**YOUR ASSIGNMENT:** In the listing below, look for "from" and copy every line that has it.

**EXTRACTED ENTRIES:**
=-=-=-=-=

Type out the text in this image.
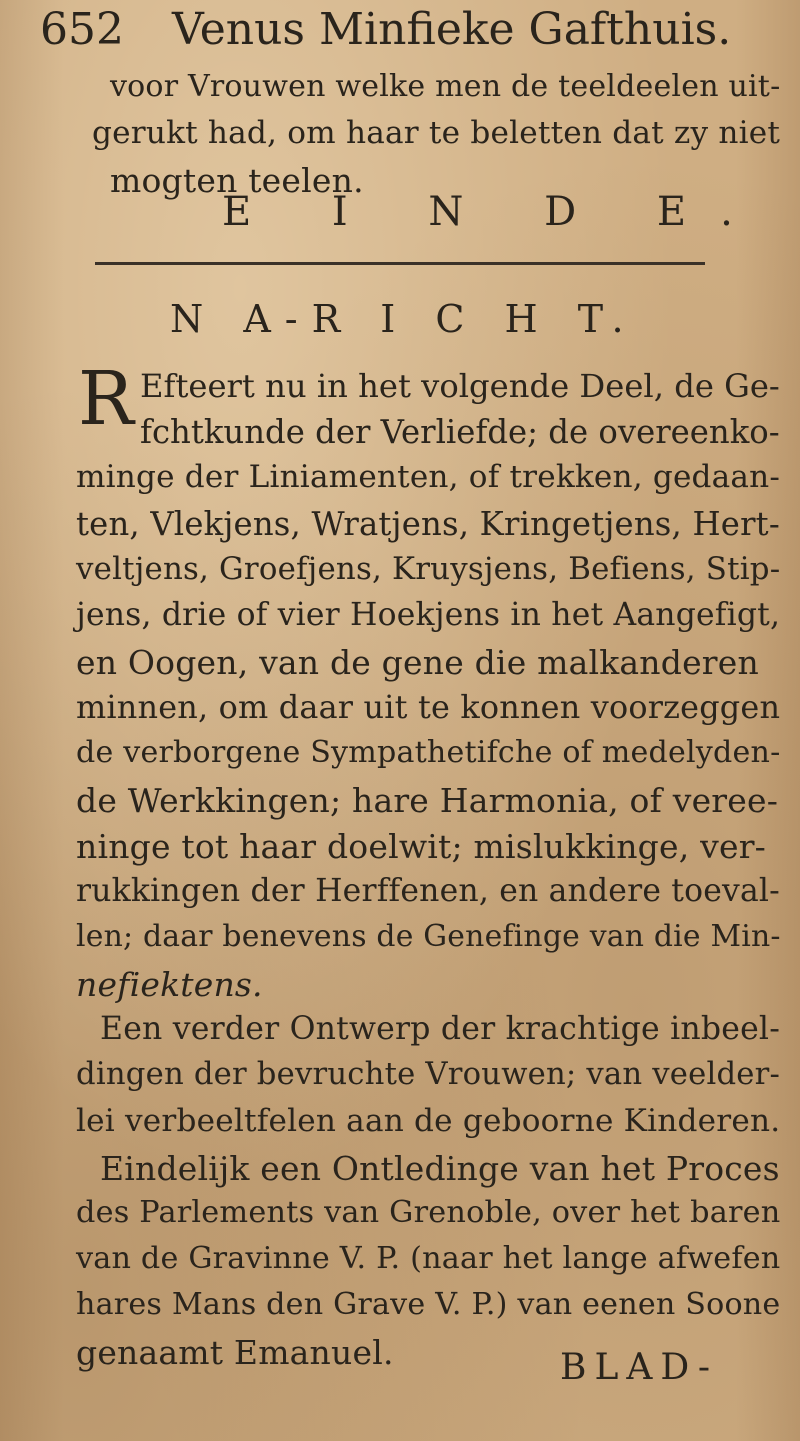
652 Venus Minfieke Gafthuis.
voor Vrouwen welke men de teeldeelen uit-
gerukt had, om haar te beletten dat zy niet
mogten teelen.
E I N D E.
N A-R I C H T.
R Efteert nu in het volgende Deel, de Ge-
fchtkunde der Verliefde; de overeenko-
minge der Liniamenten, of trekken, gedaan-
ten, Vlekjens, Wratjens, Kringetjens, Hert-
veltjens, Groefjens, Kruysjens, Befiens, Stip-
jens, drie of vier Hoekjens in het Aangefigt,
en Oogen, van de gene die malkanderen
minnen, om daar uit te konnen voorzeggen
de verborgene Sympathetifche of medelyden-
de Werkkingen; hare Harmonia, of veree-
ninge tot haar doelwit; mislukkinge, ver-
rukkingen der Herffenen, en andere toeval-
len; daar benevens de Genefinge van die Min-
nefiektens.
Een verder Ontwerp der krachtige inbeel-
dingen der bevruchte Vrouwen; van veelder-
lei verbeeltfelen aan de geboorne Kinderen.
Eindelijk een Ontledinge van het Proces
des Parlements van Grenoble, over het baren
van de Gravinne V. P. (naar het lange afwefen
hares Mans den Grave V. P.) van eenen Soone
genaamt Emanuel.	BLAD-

=-=-=-=-=

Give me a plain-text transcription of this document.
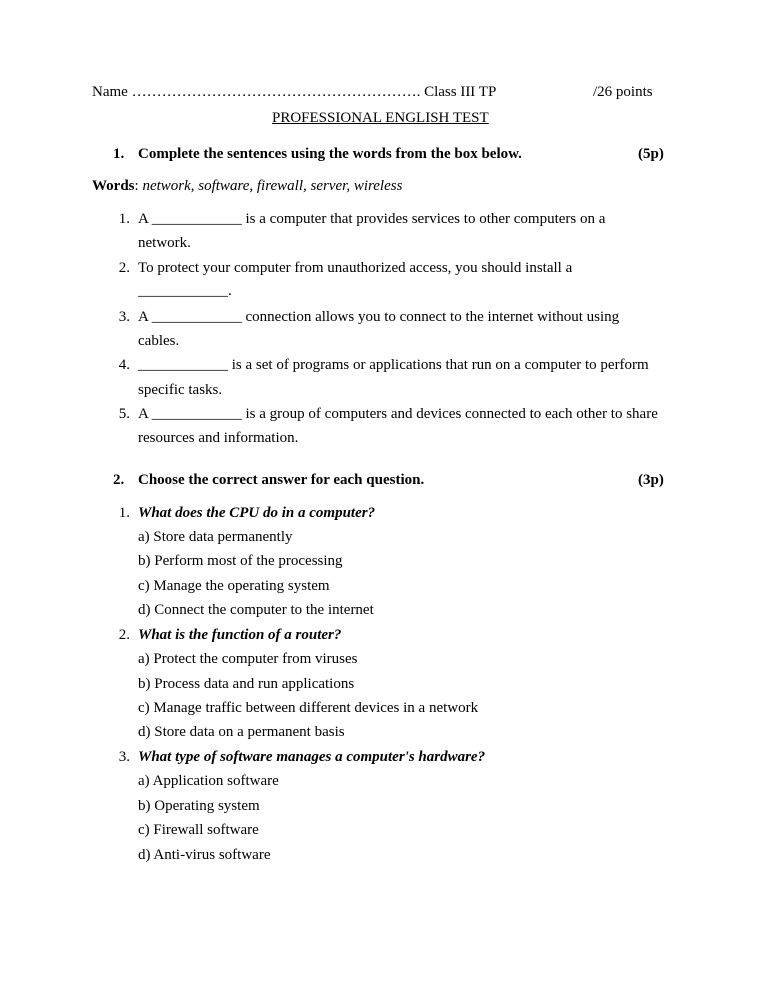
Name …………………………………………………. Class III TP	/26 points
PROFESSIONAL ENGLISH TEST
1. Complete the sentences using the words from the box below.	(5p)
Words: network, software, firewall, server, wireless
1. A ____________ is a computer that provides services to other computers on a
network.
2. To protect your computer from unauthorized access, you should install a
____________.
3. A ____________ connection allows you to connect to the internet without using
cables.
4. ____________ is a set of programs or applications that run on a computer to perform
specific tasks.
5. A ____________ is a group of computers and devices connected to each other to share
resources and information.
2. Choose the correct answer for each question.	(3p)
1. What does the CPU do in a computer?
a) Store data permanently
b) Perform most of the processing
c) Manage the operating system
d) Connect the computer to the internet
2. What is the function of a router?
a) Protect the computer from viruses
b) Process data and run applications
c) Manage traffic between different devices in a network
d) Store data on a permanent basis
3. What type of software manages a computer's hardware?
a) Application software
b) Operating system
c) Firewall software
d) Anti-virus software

=-=-=-=-=

**SOLUTION TO THIS EXERCISE:**
1. Complete the sentences using the words from the box below.	(5p)
2. To protect your computer from unauthorized access, you should install a
a) Protect the computer from viruses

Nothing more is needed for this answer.